STATED EXERCISE: Check the listing below for lines with the word "screenshot" and say how many there are, with nothing but the number.

SUPPLIED RECORDS:
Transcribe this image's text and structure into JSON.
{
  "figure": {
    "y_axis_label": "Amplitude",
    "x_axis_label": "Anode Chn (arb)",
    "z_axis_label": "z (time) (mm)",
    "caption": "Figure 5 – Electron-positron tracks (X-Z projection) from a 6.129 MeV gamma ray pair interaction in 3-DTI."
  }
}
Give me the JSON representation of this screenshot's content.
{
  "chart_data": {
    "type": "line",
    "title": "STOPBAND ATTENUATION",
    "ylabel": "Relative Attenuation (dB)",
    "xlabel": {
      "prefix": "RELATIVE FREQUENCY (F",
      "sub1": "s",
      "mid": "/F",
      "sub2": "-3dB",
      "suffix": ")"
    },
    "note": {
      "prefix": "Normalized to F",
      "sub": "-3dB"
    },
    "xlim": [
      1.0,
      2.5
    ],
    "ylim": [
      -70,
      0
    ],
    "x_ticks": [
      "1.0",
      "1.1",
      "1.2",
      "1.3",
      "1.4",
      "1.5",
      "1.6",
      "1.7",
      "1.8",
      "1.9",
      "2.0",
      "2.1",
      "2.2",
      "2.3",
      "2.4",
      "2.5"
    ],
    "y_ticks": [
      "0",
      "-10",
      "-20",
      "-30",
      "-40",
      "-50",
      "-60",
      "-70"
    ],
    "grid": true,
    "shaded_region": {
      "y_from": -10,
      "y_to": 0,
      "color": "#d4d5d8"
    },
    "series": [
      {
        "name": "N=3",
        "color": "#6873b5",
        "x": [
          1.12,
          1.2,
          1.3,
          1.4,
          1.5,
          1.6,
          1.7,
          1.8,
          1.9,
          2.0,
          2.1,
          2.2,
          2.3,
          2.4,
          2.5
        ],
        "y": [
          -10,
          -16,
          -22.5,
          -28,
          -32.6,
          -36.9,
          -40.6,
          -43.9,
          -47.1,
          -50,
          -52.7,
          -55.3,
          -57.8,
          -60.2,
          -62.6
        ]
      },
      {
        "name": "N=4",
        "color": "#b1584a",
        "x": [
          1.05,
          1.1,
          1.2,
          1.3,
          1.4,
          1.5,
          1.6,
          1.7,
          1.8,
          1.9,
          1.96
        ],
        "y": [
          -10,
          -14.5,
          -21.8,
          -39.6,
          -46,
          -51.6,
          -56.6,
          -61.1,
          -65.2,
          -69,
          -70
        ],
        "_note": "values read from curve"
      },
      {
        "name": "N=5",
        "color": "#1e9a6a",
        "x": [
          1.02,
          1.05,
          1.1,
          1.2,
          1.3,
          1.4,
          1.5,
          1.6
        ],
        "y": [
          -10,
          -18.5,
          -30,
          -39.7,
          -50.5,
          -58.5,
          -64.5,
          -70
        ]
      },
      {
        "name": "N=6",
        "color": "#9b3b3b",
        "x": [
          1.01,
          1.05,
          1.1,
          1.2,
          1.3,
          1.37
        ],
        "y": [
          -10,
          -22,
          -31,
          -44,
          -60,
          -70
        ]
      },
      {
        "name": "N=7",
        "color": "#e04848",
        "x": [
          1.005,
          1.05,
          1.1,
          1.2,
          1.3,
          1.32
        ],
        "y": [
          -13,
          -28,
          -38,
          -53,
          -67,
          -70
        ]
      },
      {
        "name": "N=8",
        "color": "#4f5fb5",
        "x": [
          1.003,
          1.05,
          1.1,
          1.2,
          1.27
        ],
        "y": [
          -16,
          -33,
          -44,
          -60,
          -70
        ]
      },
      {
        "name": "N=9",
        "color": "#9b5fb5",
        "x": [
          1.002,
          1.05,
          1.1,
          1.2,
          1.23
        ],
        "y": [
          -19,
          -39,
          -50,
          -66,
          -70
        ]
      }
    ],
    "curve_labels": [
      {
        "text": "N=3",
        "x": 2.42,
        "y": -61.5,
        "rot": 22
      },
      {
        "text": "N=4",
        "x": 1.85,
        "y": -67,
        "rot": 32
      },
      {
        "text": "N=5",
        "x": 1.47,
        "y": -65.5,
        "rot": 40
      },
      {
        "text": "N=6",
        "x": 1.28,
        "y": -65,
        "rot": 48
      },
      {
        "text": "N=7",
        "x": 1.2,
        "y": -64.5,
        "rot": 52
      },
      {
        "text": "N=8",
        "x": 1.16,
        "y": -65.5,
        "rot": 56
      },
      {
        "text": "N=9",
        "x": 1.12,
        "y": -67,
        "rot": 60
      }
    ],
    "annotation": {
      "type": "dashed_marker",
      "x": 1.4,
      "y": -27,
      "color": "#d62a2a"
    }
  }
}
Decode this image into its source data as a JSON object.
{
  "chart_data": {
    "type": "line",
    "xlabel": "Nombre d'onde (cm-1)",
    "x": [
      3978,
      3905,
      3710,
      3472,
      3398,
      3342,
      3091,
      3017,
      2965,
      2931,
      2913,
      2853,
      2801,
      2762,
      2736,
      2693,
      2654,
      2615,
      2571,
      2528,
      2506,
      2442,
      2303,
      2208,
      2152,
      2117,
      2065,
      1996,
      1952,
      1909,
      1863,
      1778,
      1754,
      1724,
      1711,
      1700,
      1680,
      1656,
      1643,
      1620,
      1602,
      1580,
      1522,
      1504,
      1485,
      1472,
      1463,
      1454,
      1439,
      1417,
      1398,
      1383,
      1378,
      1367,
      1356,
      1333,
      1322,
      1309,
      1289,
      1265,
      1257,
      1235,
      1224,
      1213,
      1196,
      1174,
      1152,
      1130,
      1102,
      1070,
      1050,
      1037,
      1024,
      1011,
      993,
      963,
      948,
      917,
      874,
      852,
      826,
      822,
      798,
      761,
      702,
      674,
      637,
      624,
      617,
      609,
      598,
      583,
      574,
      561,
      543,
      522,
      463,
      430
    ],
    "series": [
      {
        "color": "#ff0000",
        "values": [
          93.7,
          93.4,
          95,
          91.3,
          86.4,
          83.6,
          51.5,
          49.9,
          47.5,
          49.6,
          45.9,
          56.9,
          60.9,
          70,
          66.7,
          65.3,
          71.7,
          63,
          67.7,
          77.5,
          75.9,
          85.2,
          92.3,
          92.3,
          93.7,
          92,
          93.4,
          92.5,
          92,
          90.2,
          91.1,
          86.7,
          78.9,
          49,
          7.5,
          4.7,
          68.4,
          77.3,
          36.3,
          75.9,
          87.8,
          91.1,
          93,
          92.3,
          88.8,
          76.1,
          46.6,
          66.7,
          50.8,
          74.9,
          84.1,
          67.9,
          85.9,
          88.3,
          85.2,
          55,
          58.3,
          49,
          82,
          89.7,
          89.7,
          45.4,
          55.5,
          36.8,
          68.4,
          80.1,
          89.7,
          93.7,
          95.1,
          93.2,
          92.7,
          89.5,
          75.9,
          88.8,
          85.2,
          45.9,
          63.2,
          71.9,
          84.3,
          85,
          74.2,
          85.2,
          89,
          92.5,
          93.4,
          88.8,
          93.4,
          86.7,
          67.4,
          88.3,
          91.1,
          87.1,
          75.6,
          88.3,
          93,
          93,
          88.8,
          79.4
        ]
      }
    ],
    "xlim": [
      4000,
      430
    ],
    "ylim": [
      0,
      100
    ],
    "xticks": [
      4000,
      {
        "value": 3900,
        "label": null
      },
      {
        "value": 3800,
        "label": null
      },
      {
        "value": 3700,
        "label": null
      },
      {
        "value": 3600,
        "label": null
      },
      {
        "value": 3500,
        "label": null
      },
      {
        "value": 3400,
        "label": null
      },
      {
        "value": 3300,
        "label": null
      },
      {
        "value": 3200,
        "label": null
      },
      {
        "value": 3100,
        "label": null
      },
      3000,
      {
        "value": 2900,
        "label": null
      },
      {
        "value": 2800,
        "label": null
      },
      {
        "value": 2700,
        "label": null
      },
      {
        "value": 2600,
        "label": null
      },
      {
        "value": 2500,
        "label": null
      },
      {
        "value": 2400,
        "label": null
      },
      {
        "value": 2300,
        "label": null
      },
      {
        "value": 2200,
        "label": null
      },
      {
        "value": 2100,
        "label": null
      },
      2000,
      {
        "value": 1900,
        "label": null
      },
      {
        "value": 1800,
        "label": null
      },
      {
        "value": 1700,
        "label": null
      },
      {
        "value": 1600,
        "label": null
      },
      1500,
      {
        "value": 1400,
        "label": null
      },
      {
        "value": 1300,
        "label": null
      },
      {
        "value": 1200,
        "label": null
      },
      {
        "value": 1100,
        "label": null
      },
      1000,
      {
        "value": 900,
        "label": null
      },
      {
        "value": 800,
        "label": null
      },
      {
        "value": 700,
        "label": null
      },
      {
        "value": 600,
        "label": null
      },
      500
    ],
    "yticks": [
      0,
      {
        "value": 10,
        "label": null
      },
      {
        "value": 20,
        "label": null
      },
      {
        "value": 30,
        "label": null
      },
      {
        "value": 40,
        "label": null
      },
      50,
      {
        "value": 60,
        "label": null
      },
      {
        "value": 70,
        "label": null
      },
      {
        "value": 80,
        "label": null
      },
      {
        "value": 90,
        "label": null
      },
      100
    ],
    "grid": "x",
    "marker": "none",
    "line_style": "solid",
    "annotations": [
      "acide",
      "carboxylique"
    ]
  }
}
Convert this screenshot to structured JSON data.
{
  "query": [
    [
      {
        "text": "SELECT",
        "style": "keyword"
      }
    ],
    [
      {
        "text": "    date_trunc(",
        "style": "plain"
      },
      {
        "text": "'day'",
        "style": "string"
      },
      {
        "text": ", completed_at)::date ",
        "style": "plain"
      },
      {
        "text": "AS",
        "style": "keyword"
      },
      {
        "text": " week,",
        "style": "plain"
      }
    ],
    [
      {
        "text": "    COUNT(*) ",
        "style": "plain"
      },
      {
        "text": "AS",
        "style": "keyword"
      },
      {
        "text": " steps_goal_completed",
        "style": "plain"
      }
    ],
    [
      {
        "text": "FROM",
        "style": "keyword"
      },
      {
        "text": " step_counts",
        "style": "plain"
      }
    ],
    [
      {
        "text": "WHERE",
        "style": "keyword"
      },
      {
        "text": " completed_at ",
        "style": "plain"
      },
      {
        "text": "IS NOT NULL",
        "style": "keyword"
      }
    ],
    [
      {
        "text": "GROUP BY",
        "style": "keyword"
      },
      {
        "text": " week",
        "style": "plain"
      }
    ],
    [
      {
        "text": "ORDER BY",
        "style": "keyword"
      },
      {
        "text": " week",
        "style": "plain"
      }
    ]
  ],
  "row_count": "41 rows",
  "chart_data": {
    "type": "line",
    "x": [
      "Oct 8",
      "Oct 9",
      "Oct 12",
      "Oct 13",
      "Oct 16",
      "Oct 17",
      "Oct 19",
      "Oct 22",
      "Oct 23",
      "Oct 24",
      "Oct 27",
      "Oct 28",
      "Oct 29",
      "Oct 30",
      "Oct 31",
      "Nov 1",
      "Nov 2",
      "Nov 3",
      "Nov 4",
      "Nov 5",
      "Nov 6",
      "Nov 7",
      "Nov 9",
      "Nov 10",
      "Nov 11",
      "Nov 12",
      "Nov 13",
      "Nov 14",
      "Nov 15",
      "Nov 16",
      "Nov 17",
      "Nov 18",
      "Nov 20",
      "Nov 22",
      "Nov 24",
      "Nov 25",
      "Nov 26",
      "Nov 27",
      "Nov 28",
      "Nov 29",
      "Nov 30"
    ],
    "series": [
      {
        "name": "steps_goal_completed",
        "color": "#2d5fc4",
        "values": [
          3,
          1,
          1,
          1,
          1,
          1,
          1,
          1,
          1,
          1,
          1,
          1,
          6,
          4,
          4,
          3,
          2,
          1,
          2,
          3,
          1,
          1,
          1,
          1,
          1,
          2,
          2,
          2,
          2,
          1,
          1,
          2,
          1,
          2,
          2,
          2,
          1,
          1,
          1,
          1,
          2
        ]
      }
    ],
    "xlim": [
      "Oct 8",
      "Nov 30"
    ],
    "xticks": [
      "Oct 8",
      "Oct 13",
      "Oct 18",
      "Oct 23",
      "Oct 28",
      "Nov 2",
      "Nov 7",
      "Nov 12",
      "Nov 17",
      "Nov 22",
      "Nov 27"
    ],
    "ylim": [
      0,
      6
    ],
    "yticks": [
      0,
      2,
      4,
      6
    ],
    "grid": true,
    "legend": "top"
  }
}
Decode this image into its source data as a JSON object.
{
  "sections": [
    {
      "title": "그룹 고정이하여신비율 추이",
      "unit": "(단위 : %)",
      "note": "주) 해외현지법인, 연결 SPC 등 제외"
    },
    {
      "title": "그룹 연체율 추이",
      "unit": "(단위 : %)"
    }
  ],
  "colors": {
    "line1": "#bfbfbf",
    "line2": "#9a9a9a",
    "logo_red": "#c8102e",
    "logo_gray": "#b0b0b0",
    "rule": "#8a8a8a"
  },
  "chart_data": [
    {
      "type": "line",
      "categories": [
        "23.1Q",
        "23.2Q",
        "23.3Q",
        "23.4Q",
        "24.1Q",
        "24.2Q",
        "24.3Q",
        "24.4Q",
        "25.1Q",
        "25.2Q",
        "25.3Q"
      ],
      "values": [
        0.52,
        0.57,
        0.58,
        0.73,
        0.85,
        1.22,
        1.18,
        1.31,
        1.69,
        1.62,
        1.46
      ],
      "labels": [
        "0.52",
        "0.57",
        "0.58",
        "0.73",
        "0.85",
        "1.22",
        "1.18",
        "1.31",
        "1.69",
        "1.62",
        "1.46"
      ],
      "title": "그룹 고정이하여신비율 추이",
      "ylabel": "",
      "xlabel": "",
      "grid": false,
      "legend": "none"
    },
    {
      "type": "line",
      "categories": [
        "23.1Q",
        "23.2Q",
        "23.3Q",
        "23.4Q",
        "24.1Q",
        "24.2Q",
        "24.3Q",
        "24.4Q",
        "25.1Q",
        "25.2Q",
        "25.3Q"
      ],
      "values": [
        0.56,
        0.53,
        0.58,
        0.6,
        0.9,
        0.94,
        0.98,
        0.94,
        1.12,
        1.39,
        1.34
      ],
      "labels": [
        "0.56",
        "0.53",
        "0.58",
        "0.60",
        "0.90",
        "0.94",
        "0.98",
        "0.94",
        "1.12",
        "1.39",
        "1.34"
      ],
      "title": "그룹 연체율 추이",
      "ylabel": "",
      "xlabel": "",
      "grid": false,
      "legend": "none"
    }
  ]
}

RESULT OF THE EXERCISE: 2